» Data for this exercise
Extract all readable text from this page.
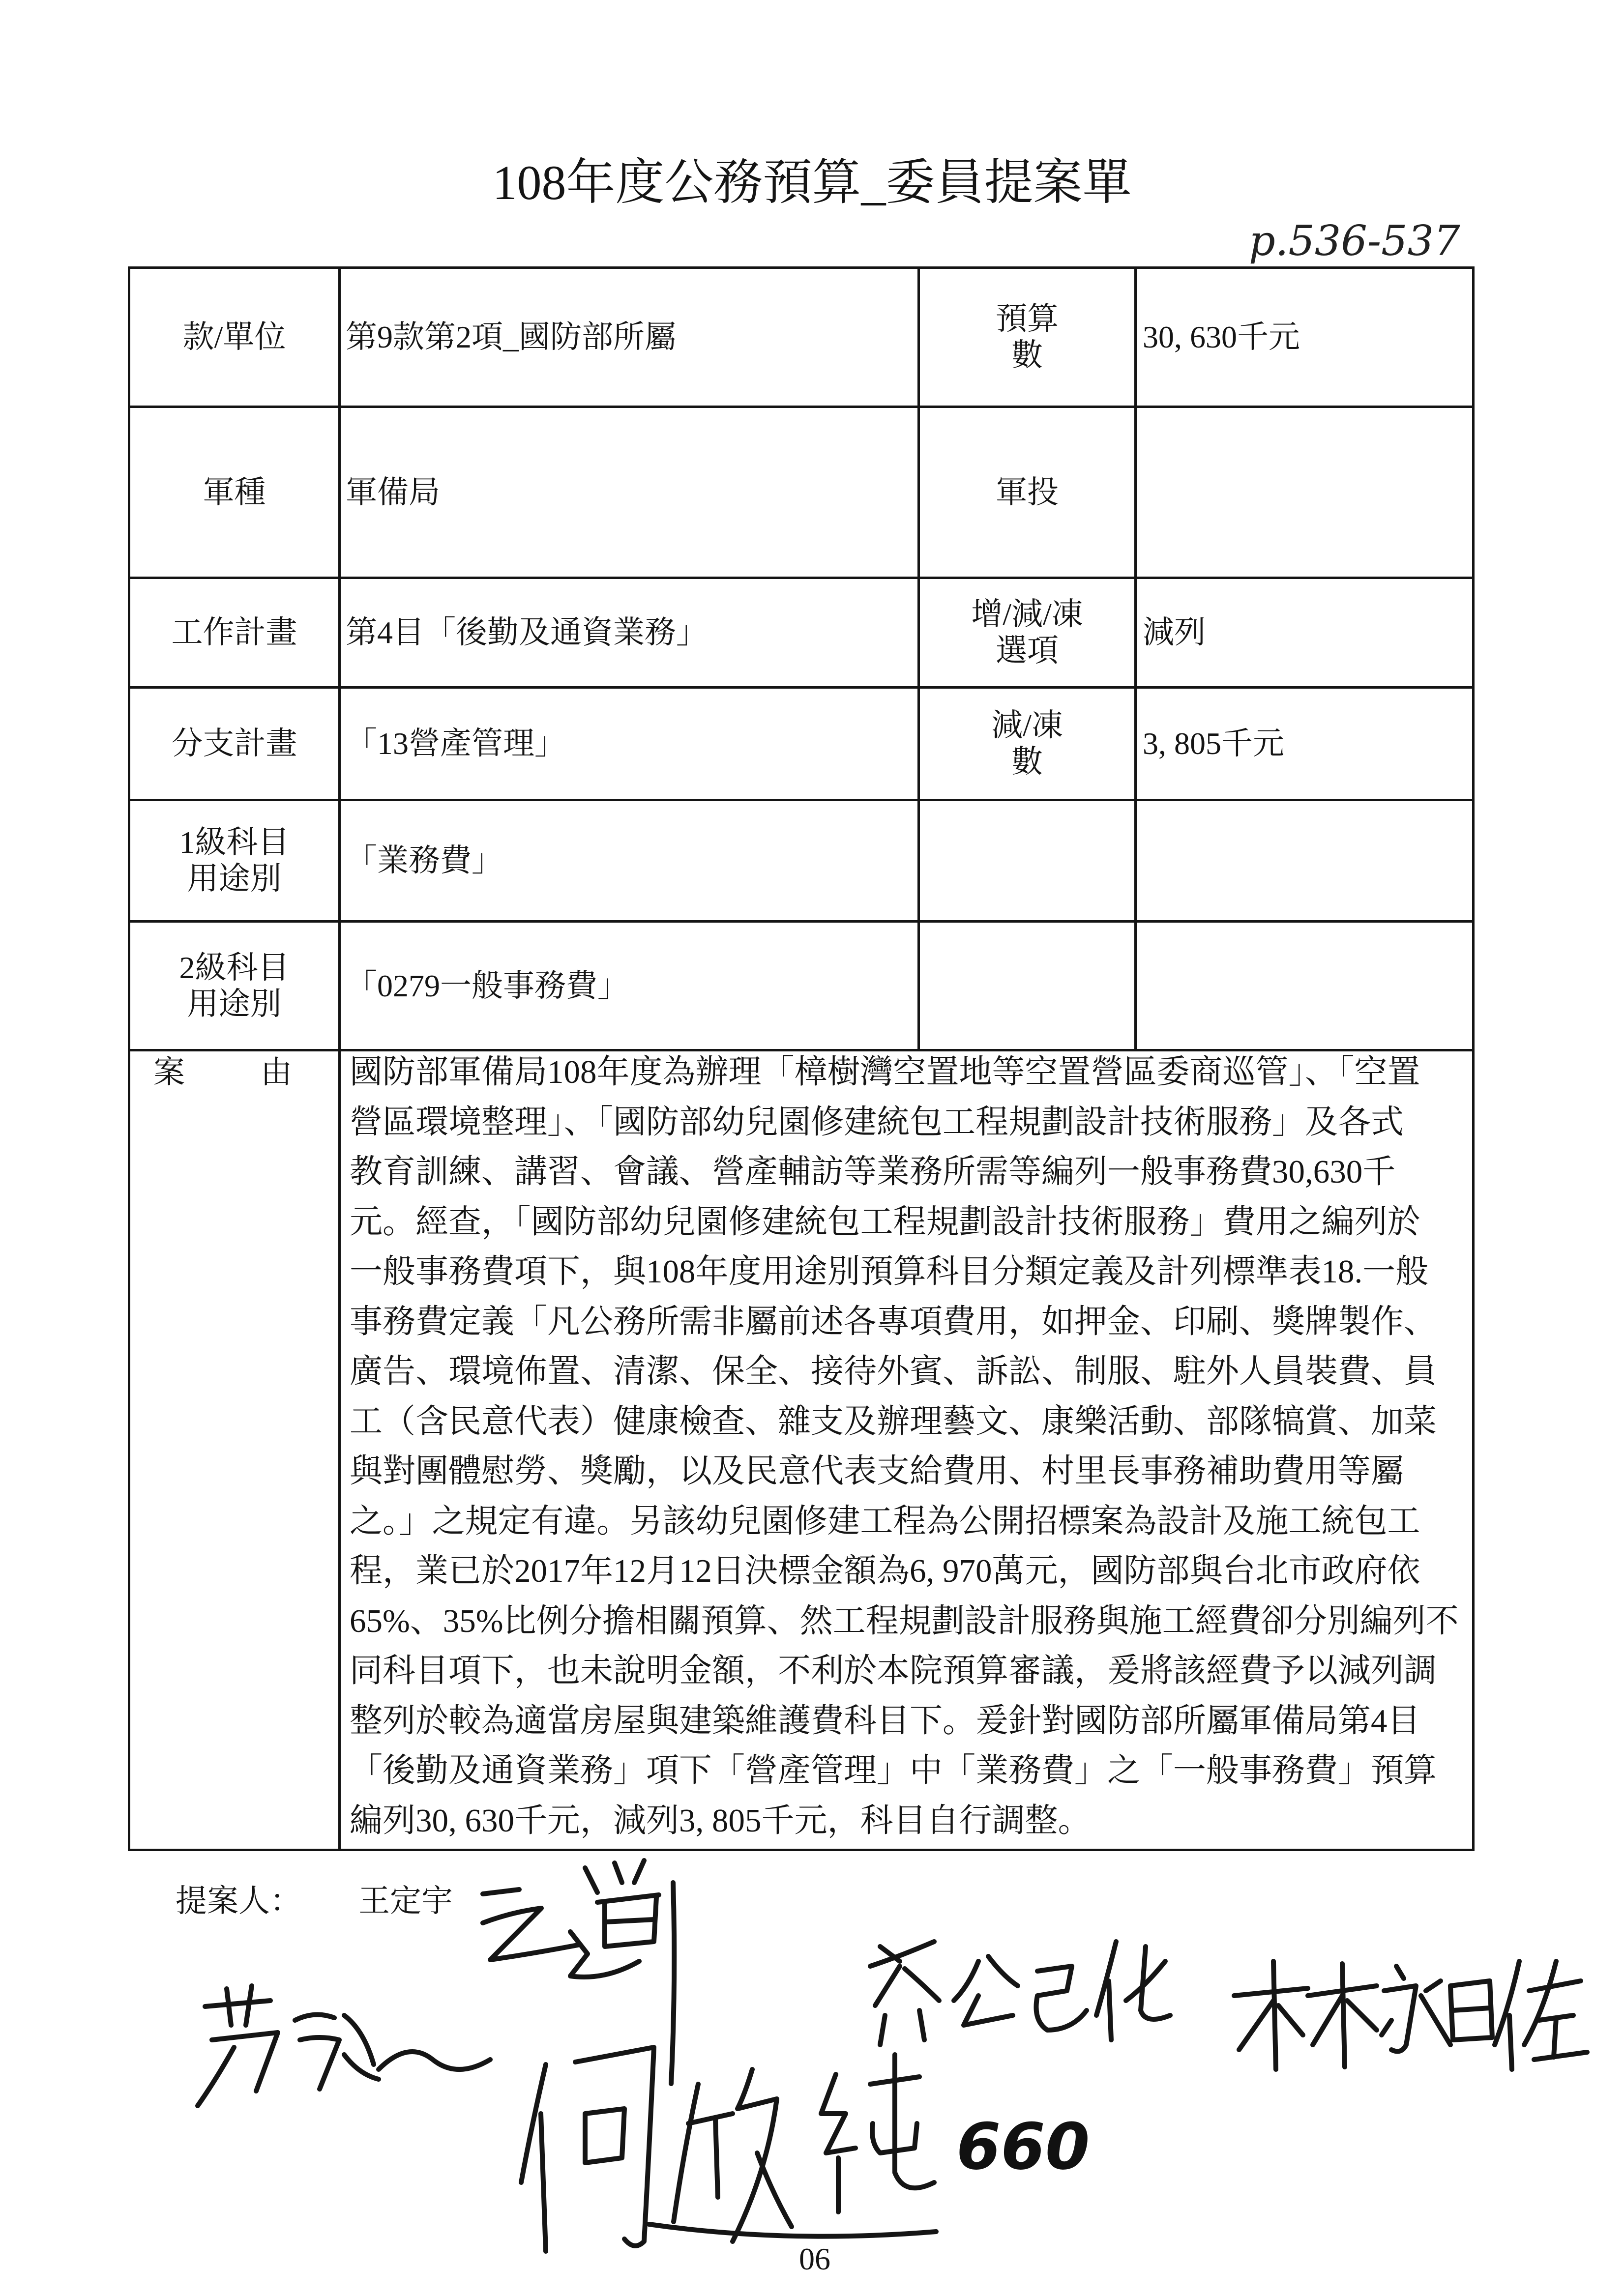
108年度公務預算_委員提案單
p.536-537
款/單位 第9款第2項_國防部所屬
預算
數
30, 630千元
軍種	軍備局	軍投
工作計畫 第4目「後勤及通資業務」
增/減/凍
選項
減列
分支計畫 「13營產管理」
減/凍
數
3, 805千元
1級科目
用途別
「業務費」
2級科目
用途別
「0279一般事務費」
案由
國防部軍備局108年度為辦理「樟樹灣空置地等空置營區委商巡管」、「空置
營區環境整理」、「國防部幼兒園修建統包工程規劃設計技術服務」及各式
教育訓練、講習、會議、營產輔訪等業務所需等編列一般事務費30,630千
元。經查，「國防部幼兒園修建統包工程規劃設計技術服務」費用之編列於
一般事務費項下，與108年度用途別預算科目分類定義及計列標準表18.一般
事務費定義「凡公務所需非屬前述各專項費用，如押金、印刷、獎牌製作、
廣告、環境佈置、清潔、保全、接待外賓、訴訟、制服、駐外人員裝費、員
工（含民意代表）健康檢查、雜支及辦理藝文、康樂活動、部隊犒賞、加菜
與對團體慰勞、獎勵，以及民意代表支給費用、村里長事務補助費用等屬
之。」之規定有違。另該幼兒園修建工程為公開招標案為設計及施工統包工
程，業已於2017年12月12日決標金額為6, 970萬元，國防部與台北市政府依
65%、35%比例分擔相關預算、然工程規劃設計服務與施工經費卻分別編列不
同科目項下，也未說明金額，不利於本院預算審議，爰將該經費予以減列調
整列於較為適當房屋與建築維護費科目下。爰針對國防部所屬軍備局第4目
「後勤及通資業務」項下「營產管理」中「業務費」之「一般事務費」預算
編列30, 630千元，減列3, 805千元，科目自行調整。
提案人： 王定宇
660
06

...

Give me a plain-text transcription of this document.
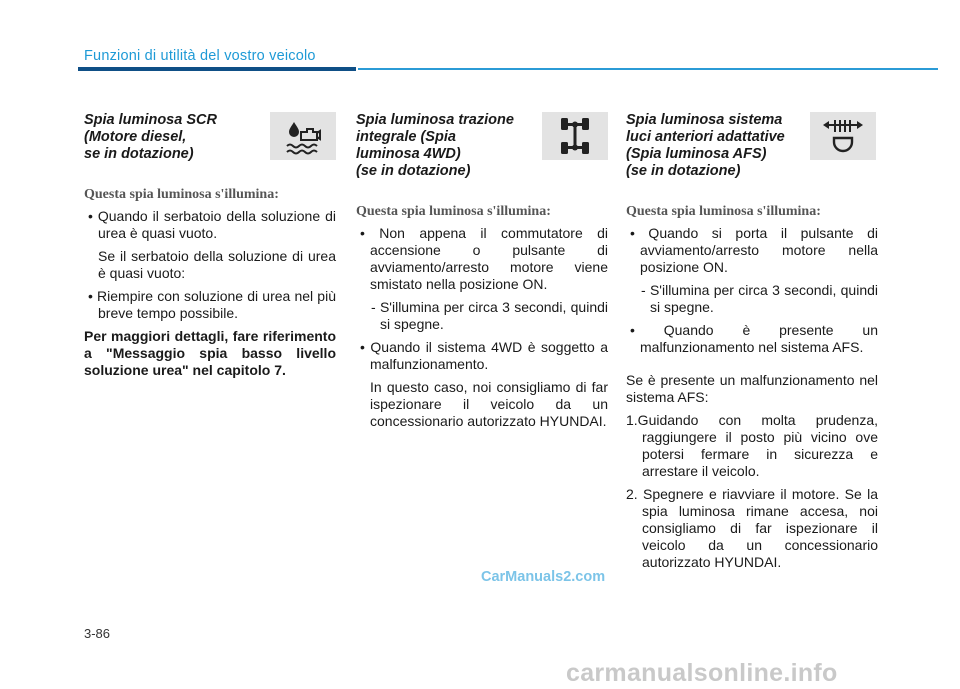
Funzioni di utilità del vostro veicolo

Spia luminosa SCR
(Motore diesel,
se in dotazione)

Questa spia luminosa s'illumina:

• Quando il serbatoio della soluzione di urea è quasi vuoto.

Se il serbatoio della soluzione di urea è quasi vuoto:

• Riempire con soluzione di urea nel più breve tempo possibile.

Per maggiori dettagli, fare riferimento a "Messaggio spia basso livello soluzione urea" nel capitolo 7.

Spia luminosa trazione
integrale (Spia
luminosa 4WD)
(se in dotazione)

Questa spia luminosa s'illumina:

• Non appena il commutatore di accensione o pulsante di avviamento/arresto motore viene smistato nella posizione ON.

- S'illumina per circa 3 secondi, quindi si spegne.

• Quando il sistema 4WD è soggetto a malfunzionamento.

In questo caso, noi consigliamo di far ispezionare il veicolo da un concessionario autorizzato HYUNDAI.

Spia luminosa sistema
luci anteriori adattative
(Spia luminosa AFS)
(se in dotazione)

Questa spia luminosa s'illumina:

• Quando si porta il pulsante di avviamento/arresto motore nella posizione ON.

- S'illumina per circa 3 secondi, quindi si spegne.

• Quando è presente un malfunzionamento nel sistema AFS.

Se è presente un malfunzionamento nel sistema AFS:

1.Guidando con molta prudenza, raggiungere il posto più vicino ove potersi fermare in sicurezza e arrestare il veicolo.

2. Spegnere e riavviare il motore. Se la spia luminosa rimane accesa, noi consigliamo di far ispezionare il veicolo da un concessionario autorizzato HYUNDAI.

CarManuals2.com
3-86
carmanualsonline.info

--

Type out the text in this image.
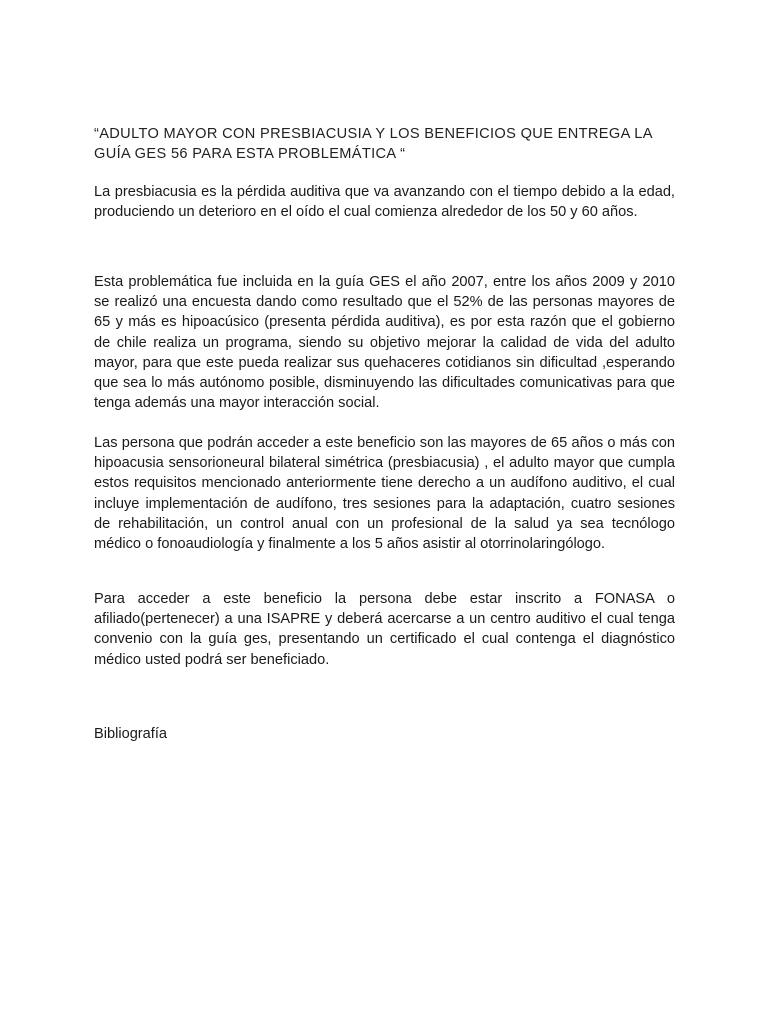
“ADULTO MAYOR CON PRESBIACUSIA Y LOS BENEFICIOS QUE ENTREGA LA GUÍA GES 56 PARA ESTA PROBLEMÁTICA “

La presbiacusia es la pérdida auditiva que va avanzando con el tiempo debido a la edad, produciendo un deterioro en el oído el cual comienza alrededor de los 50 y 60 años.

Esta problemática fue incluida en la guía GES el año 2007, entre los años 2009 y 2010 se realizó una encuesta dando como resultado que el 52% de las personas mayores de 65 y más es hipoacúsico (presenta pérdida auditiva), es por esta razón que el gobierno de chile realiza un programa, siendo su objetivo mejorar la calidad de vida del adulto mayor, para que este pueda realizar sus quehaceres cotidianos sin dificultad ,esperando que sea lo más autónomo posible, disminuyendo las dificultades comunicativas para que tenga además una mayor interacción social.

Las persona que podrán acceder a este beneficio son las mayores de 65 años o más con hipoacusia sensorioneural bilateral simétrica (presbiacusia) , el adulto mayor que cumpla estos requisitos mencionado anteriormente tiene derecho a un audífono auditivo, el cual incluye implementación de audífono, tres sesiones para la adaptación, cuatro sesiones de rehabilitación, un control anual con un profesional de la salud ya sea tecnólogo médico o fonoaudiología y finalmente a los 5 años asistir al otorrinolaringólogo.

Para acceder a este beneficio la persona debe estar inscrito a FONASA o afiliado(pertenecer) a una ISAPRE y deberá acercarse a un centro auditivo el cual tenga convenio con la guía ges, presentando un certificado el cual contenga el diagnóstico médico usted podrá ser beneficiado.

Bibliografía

» Set exercise
State how many lines of the records hold the string "della", and nothing else.

» Response to this exercise
2